__AIM__: Render every line of the data below as a Markdown table with two columns, Number and Text, giving each line a row number and omitting blank lines.
____________
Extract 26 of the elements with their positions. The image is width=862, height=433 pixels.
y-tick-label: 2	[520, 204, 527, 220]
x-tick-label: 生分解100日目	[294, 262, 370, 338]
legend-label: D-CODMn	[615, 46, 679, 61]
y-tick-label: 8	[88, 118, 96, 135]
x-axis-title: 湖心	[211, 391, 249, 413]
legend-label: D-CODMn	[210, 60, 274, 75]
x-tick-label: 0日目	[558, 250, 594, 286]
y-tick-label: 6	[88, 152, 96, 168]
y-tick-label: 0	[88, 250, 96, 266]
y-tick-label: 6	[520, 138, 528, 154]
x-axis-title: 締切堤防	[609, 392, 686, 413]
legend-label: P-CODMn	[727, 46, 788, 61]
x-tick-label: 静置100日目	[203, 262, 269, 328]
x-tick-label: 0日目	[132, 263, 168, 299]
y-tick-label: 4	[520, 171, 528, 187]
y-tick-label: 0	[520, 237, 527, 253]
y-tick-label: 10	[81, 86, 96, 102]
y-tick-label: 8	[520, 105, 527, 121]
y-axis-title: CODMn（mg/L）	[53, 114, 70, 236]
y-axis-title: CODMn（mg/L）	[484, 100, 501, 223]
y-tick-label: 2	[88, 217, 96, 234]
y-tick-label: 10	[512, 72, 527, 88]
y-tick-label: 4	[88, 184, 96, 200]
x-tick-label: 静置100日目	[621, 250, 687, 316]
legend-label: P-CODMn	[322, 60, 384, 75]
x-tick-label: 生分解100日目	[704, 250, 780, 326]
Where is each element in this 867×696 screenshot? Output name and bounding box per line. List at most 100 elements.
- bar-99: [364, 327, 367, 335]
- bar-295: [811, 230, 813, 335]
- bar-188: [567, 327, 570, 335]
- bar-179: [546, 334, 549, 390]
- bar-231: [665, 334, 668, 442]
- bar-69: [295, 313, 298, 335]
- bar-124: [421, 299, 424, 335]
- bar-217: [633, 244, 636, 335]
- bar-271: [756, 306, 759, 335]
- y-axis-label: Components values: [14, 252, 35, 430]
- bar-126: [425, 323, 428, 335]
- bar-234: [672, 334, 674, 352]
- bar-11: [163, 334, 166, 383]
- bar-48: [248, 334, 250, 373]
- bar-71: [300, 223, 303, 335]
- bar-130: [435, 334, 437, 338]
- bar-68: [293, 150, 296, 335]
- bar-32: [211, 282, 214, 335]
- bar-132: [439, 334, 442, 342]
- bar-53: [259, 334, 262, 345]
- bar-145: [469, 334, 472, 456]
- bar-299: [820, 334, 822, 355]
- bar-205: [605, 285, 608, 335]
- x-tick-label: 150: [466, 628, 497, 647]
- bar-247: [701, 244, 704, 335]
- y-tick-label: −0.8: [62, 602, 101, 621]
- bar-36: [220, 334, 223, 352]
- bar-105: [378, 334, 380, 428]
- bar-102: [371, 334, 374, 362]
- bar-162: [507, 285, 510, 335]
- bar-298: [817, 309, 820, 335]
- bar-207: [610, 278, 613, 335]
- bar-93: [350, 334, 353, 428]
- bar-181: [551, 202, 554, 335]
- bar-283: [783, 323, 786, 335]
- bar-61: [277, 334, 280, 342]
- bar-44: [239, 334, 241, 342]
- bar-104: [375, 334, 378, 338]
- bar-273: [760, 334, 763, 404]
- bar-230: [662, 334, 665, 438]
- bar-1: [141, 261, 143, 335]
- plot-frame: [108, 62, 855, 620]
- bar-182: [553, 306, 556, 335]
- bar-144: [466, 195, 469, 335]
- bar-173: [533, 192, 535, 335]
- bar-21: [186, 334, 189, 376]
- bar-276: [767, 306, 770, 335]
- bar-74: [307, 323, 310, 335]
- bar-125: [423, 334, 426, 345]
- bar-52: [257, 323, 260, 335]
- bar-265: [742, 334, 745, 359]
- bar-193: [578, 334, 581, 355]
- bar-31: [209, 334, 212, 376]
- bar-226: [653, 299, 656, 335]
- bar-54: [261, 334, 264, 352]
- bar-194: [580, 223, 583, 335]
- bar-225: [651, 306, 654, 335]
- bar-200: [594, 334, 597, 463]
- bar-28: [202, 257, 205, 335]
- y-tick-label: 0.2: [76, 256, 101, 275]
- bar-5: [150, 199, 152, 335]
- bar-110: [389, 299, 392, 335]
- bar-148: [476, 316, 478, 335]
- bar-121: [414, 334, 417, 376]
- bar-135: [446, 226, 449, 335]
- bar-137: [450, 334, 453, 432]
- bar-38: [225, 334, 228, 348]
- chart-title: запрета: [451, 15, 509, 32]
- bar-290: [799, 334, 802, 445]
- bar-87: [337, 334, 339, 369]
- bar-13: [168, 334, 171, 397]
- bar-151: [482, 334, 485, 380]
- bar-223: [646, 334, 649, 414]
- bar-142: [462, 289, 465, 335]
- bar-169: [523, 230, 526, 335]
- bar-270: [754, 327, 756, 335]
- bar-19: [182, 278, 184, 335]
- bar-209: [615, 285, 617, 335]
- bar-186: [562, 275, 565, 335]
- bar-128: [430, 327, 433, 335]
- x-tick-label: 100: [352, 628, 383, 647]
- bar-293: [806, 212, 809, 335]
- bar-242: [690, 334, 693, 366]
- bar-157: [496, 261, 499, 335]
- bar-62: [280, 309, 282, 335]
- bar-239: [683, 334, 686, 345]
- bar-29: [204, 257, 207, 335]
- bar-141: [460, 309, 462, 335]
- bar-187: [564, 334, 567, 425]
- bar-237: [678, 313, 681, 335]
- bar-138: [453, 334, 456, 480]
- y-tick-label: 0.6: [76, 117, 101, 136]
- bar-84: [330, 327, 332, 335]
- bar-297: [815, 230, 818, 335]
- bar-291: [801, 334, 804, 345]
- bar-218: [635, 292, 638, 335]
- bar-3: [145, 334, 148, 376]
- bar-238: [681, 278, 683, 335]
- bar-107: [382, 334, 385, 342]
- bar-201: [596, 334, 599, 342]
____________
__COMPLETE OUTPUT__:
| Number | Text |
|---|---|
| 1 | Extract 26 of the elements with their positions. The image is width=862, height=433 pixels. |
| 2 | y-tick-label: 2	[520, 204, 527, 220] |
| 3 | x-tick-label: 生分解100日目	[294, 262, 370, 338] |
| 4 | legend-label: D-CODMn	[615, 46, 679, 61] |
| 5 | y-tick-label: 8	[88, 118, 96, 135] |
| 6 | x-axis-title: 湖心	[211, 391, 249, 413] |
| 7 | legend-label: D-CODMn	[210, 60, 274, 75] |
| 8 | x-tick-label: 0日目	[558, 250, 594, 286] |
| 9 | y-tick-label: 6	[88, 152, 96, 168] |
| 10 | y-tick-label: 0	[88, 250, 96, 266] |
| 11 | y-tick-label: 6	[520, 138, 528, 154] |
| 12 | x-axis-title: 締切堤防	[609, 392, 686, 413] |
| 13 | legend-label: P-CODMn	[727, 46, 788, 61] |
| 14 | x-tick-label: 静置100日目	[203, 262, 269, 328] |
| 15 | x-tick-label: 0日目	[132, 263, 168, 299] |
| 16 | y-tick-label: 4	[520, 171, 528, 187] |
| 17 | y-tick-label: 0	[520, 237, 527, 253] |
| 18 | y-tick-label: 10	[81, 86, 96, 102] |
| 19 | y-tick-label: 8	[520, 105, 527, 121] |
| 20 | y-axis-title: CODMn（mg/L）	[53, 114, 70, 236] |
| 21 | y-axis-title: CODMn（mg/L）	[484, 100, 501, 223] |
| 22 | y-tick-label: 2	[88, 217, 96, 234] |
| 23 | y-tick-label: 10	[512, 72, 527, 88] |
| 24 | y-tick-label: 4	[88, 184, 96, 200] |
| 25 | x-tick-label: 静置100日目	[621, 250, 687, 316] |
| 26 | legend-label: P-CODMn	[322, 60, 384, 75] |
| 27 | x-tick-label: 生分解100日目	[704, 250, 780, 326] |
| 28 | Where is each element in this 867×696 screenshot? Output name and bounding box per line. List at most 100 elements. |
| 29 | - bar-99: [364, 327, 367, 335] |
| 30 | - bar-295: [811, 230, 813, 335] |
| 31 | - bar-188: [567, 327, 570, 335] |
| 32 | - bar-179: [546, 334, 549, 390] |
| 33 | - bar-231: [665, 334, 668, 442] |
| 34 | - bar-69: [295, 313, 298, 335] |
| 35 | - bar-124: [421, 299, 424, 335] |
| 36 | - bar-217: [633, 244, 636, 335] |
| 37 | - bar-271: [756, 306, 759, 335] |
| 38 | - y-axis-label: Components values: [14, 252, 35, 430] |
| 39 | - bar-126: [425, 323, 428, 335] |
| 40 | - bar-234: [672, 334, 674, 352] |
| 41 | - bar-11: [163, 334, 166, 383] |
| 42 | - bar-48: [248, 334, 250, 373] |
| 43 | - bar-71: [300, 223, 303, 335] |
| 44 | - bar-130: [435, 334, 437, 338] |
| 45 | - bar-68: [293, 150, 296, 335] |
| 46 | - bar-32: [211, 282, 214, 335] |
| 47 | - bar-132: [439, 334, 442, 342] |
| 48 | - bar-53: [259, 334, 262, 345] |
| 49 | - bar-145: [469, 334, 472, 456] |
| 50 | - bar-299: [820, 334, 822, 355] |
| 51 | - bar-205: [605, 285, 608, 335] |
| 52 | - x-tick-label: 150: [466, 628, 497, 647] |
| 53 | - bar-247: [701, 244, 704, 335] |
| 54 | - y-tick-label: −0.8: [62, 602, 101, 621] |
| 55 | - bar-36: [220, 334, 223, 352] |
| 56 | - bar-105: [378, 334, 380, 428] |
| 57 | - bar-102: [371, 334, 374, 362] |
| 58 | - bar-162: [507, 285, 510, 335] |
| 59 | - bar-298: [817, 309, 820, 335] |
| 60 | - bar-207: [610, 278, 613, 335] |
| 61 | - bar-93: [350, 334, 353, 428] |
| 62 | - bar-181: [551, 202, 554, 335] |
| 63 | - bar-283: [783, 323, 786, 335] |
| 64 | - bar-61: [277, 334, 280, 342] |
| 65 | - bar-44: [239, 334, 241, 342] |
| 66 | - bar-104: [375, 334, 378, 338] |
| 67 | - bar-273: [760, 334, 763, 404] |
| 68 | - bar-230: [662, 334, 665, 438] |
| 69 | - bar-1: [141, 261, 143, 335] |
| 70 | - plot-frame: [108, 62, 855, 620] |
| 71 | - bar-182: [553, 306, 556, 335] |
| 72 | - bar-144: [466, 195, 469, 335] |
| 73 | - bar-173: [533, 192, 535, 335] |
| 74 | - bar-21: [186, 334, 189, 376] |
| 75 | - bar-276: [767, 306, 770, 335] |
| 76 | - bar-74: [307, 323, 310, 335] |
| 77 | - bar-125: [423, 334, 426, 345] |
| 78 | - bar-52: [257, 323, 260, 335] |
| 79 | - bar-265: [742, 334, 745, 359] |
| 80 | - bar-193: [578, 334, 581, 355] |
| 81 | - bar-31: [209, 334, 212, 376] |
| 82 | - bar-226: [653, 299, 656, 335] |
| 83 | - bar-54: [261, 334, 264, 352] |
| 84 | - bar-194: [580, 223, 583, 335] |
| 85 | - bar-225: [651, 306, 654, 335] |
| 86 | - bar-200: [594, 334, 597, 463] |
| 87 | - bar-28: [202, 257, 205, 335] |
| 88 | - y-tick-label: 0.2: [76, 256, 101, 275] |
| 89 | - bar-5: [150, 199, 152, 335] |
| 90 | - bar-110: [389, 299, 392, 335] |
| 91 | - bar-148: [476, 316, 478, 335] |
| 92 | - bar-121: [414, 334, 417, 376] |
| 93 | - bar-135: [446, 226, 449, 335] |
| 94 | - bar-137: [450, 334, 453, 432] |
| 95 | - bar-38: [225, 334, 228, 348] |
| 96 | - chart-title: запрета: [451, 15, 509, 32] |
| 97 | - bar-290: [799, 334, 802, 445] |
| 98 | - bar-87: [337, 334, 339, 369] |
| 99 | - bar-13: [168, 334, 171, 397] |
| 100 | - bar-151: [482, 334, 485, 380] |
| 101 | - bar-223: [646, 334, 649, 414] |
| 102 | - bar-142: [462, 289, 465, 335] |
| 103 | - bar-169: [523, 230, 526, 335] |
| 104 | - bar-270: [754, 327, 756, 335] |
| 105 | - bar-19: [182, 278, 184, 335] |
| 106 | - bar-209: [615, 285, 617, 335] |
| 107 | - bar-186: [562, 275, 565, 335] |
| 108 | - bar-128: [430, 327, 433, 335] |
| 109 | - x-tick-label: 100: [352, 628, 383, 647] |
| 110 | - bar-293: [806, 212, 809, 335] |
| 111 | - bar-242: [690, 334, 693, 366] |
| 112 | - bar-157: [496, 261, 499, 335] |
| 113 | - bar-62: [280, 309, 282, 335] |
| 114 | - bar-239: [683, 334, 686, 345] |
| 115 | - bar-29: [204, 257, 207, 335] |
| 116 | - bar-141: [460, 309, 462, 335] |
| 117 | - bar-187: [564, 334, 567, 425] |
| 118 | - bar-237: [678, 313, 681, 335] |
| 119 | - bar-138: [453, 334, 456, 480] |
| 120 | - y-tick-label: 0.6: [76, 117, 101, 136] |
| 121 | - bar-84: [330, 327, 332, 335] |
| 122 | - bar-297: [815, 230, 818, 335] |
| 123 | - bar-291: [801, 334, 804, 345] |
| 124 | - bar-218: [635, 292, 638, 335] |
| 125 | - bar-3: [145, 334, 148, 376] |
| 126 | - bar-238: [681, 278, 683, 335] |
| 127 | - bar-107: [382, 334, 385, 342] |
| 128 | - bar-201: [596, 334, 599, 342] |